_WHAT THE TASK ASKS_
Leave the pictures out and transcribe every record exactly.

_GIVEN RECORDS_
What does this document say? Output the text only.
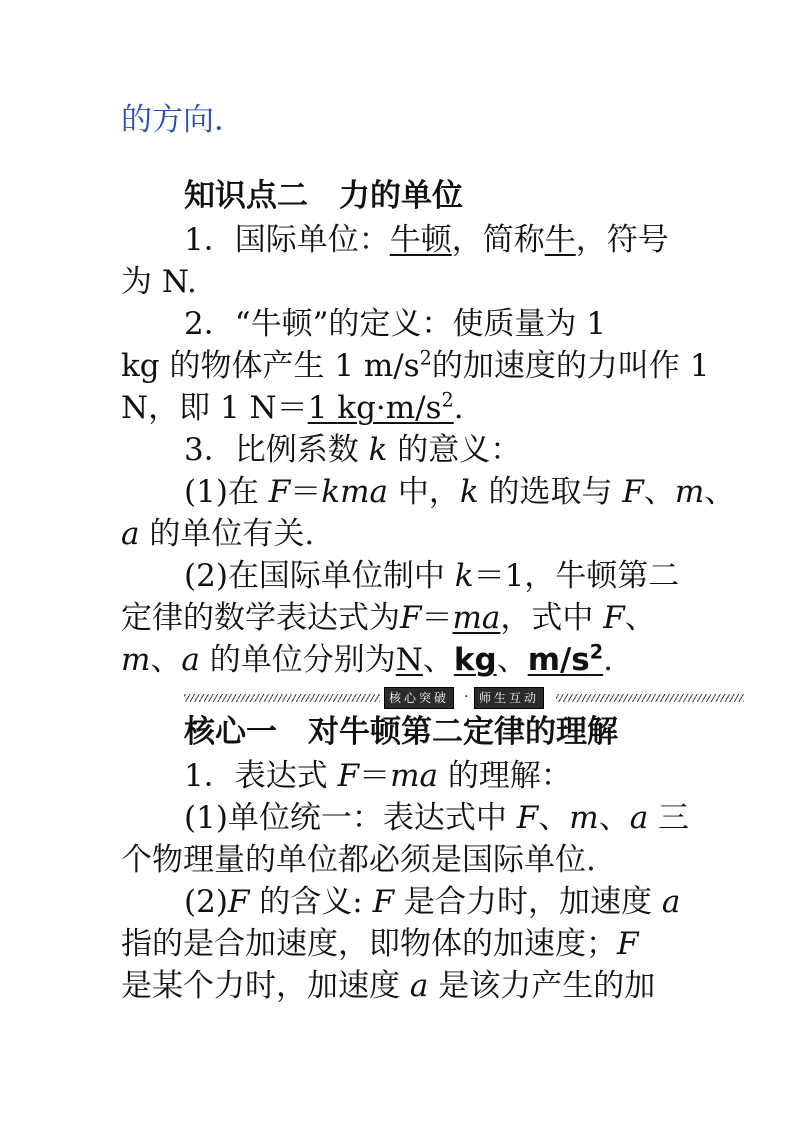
的方向．
知识点二　力的单位
1．国际单位：牛顿，简称牛，符号
为 N.
2．“牛顿”的定义：使质量为 1
kg 的物体产生 1 $m/s^2$的加速度的力叫作 1
N，即 1 N＝1 $kg\cdot m/s^2$.
3．比例系数 k 的意义：
(1)在 F＝kma 中，k 的选取与 F、m、
a 的单位有关.
(2)在国际单位制中 k＝1，牛顿第二
定律的数学表达式为F＝ma，式中 F、
m、a 的单位分别为N、kg、$m/s^2$.
核心突破	· 师生互动
核心一　对牛顿第二定律的理解
1．表达式 F＝ma 的理解：
(1)单位统一：表达式中 F、m、a 三
个物理量的单位都必须是国际单位.
(2)F 的含义: F 是合力时，加速度 a
指的是合加速度，即物体的加速度；F
是某个力时，加速度 a 是该力产生的加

_TASK SOLUTION_
What does this document say? Output the text only.
的方向．
知识点二　力的单位
1．国际单位：牛顿，简称牛，符号
为 N.
2．“牛顿”的定义：使质量为 1
kg 的物体产生 1 $m/s^2$的加速度的力叫作 1
N，即 1 N＝1 $kg\cdot m/s^2$.
3．比例系数 k 的意义：
(1)在 F＝kma 中，k 的选取与 F、m、
a 的单位有关.
(2)在国际单位制中 k＝1，牛顿第二
定律的数学表达式为F＝ma，式中 F、
m、a 的单位分别为N、kg、$m/s^2$.
核心突破	· 师生互动
核心一　对牛顿第二定律的理解
1．表达式 F＝ma 的理解：
(1)单位统一：表达式中 F、m、a 三
个物理量的单位都必须是国际单位.
(2)F 的含义: F 是合力时，加速度 a
指的是合加速度，即物体的加速度；F
是某个力时，加速度 a 是该力产生的加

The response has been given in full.